Liste des tâches:
a) Répondez à ces questions à partir du texte sur la fête de la lance à Sarayaku :
(i) Combien d'années Laurence Vanpaeschen a-t-elle vécu en Equateur ?
(ii) Tous les combien se tient la fête de la lance ?
(iii) Depuis combien de temps les hommes sont-ils partis chasser en forêt ?
b) Traduisez en anglais cette phrase du texte sur la fête de la lance : « C'est la fête rituelle la plus importante et la plus ancienne de Sarayaku. »
c) D'après le texte sur la fête de la lance, quelles actions les femmes ont-elles faites avec le yuca ? Donnez-les toutes, dans l'ordre.

Texte fourni:
**********
Temps de lecture : 5 minutes 45

Laurence Vanpaeschen est une journaliste et avocate belge qui a vécu 4 ans en Equateur. En septembre 2014, elle est partie à la rencontre des Kichwas de Sarayaku, une tribu d’Equateur particulière qui se bat pour protéger leur territoire contre les sociétés pétrolières. Moins d’un an après, l’appel de l’aventure se fait à nouveau ressentir et elle saute dans une pirogue pour participer, aux côtés de la tribu, à Uyantsa, la fête de la lance.

J’apprends que la fête de la lance (Uyantsa) aura lieu mi-février. C’est la fête rituelle la plus importante et la plus ancienne de Sarayaku. Elle est menée en signe de reconnaissance envers la Pachamama pour l’abondance qu’elle prodigue, et d’affirmation de la nécessité de la partager de façon respectueuse. Elle se tient tous les deux ans, il ne faut donc pas manquer cette occasion ! C’est pourquoi je prends à nouveau une pirogue depuis le petit port à une heure de Puyo. J’arrive un jeudi, la veille du début de la fête, après avoir un peu pataugé dans le fleuve pour faire avancer l’embarcation…

Les traditions d’Uyantsa

Une centaine d’hommes sont partis chasser en forêt depuis quinze jours. Ils en reviennent ce soir-là, mais ne rentreront dans la communauté que le lendemain. Les femmes sont épuisées. Pendant la chasse, elles ont récolté le yuca (manioc), l’ont porté sur leur dos en sacs de plusieurs dizaines de kilos, l’ont cuit et mâché pour confectionner des centaines de litres de chicha. Elles ont aussi fabriqué des céramiques, qui se doivent d’être belles et originales, pour servir la chicha et les repas, avant d’être sacrifiées à la fin de la fête. Le dernier soir, elles doivent aussi se peindre le visage avec le jus du wituk, un fruit qui sécrète une sorte d’encre noire. Certaines sont expertes et s’ornent de figures délicates et sophistiquées. Les hommes feront de même cette nuit-là, de manière plus brute.
**********
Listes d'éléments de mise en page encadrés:

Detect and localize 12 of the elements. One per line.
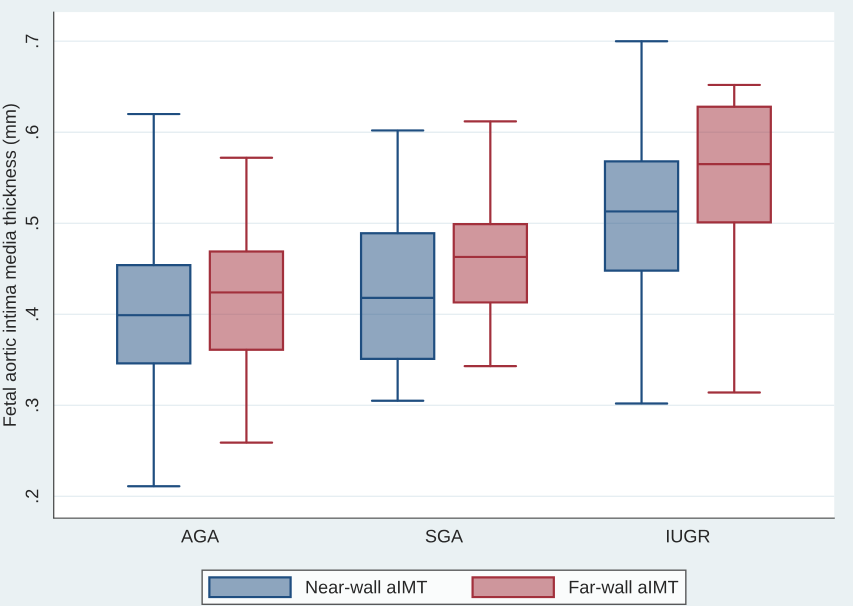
y-tick-label: .4	[26, 307, 38, 320]
legend-label: Near-wall aIMT	[306, 580, 428, 594]
y-tick-label: .6	[26, 126, 38, 138]
y-tick-label: .2	[26, 490, 38, 502]
y-tick-label: .5	[26, 216, 38, 230]
x-tick-label: SGA	[426, 530, 464, 543]
y-tick-label: .3	[26, 398, 38, 412]
x-tick-label: AGA	[181, 530, 220, 543]
y-axis-title: Fetal aortic intima media thickness (mm)	[2, 104, 20, 426]
legend-label: Far-wall aIMT	[570, 580, 678, 594]
y-tick-label: .7	[26, 34, 38, 48]
x-tick-label: IUGR	[666, 530, 710, 543]
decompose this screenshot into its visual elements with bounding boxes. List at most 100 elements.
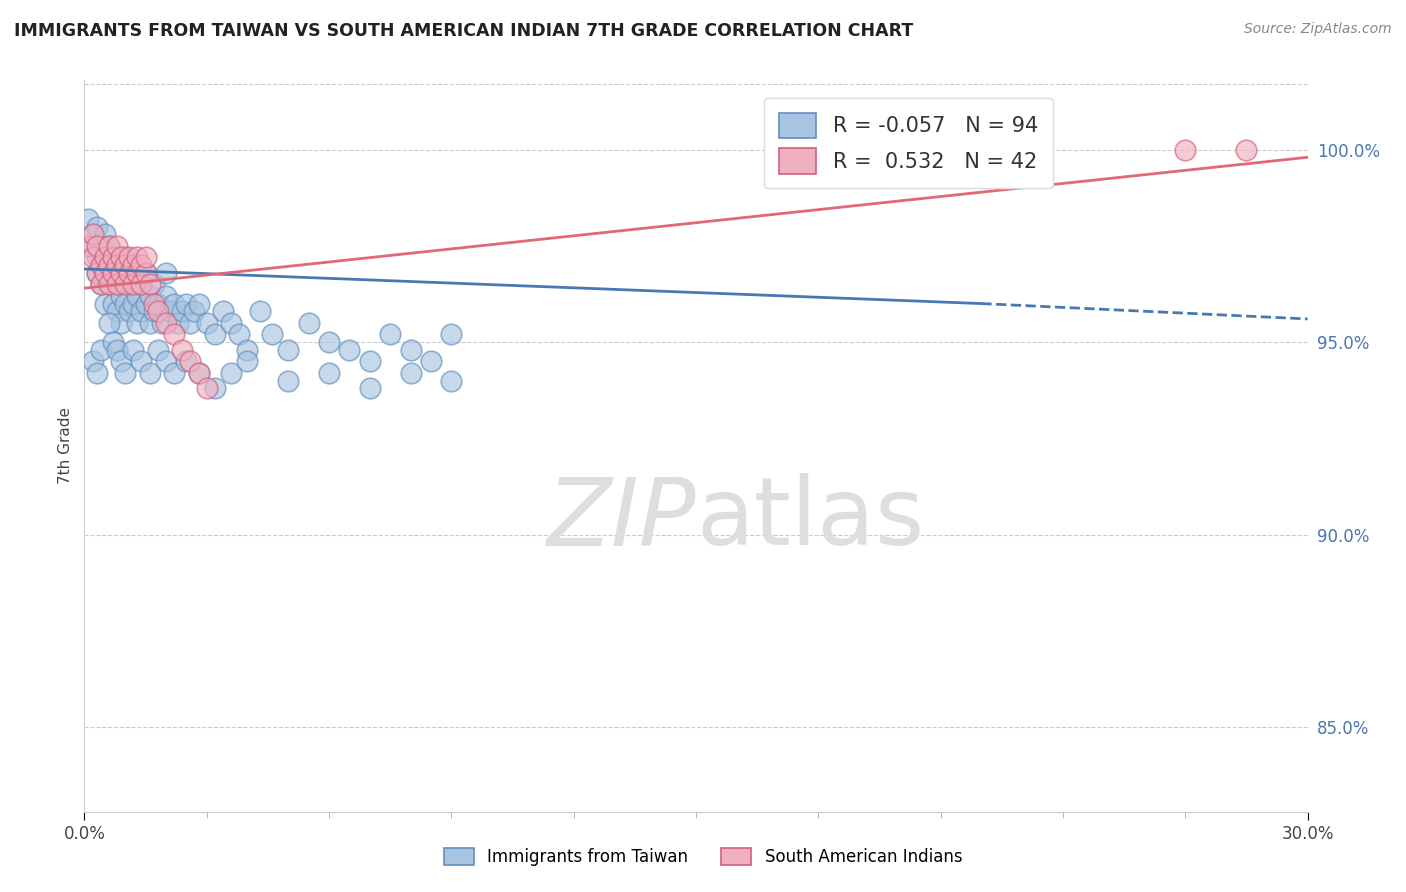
**********
Résultats obtenus:
a)
(i) 4 ans.
(ii) Tous les deux ans.
(iii) Depuis quinze jours.

b) It is the most important and oldest ritual festival in Sarayaku.

c)
- Elles l'ont récolté.
- Elles l'ont porté sur leur dos en sacs de plusieurs dizaines de kilos.
- Elles l'ont cuit.
- Elles l'ont mâché.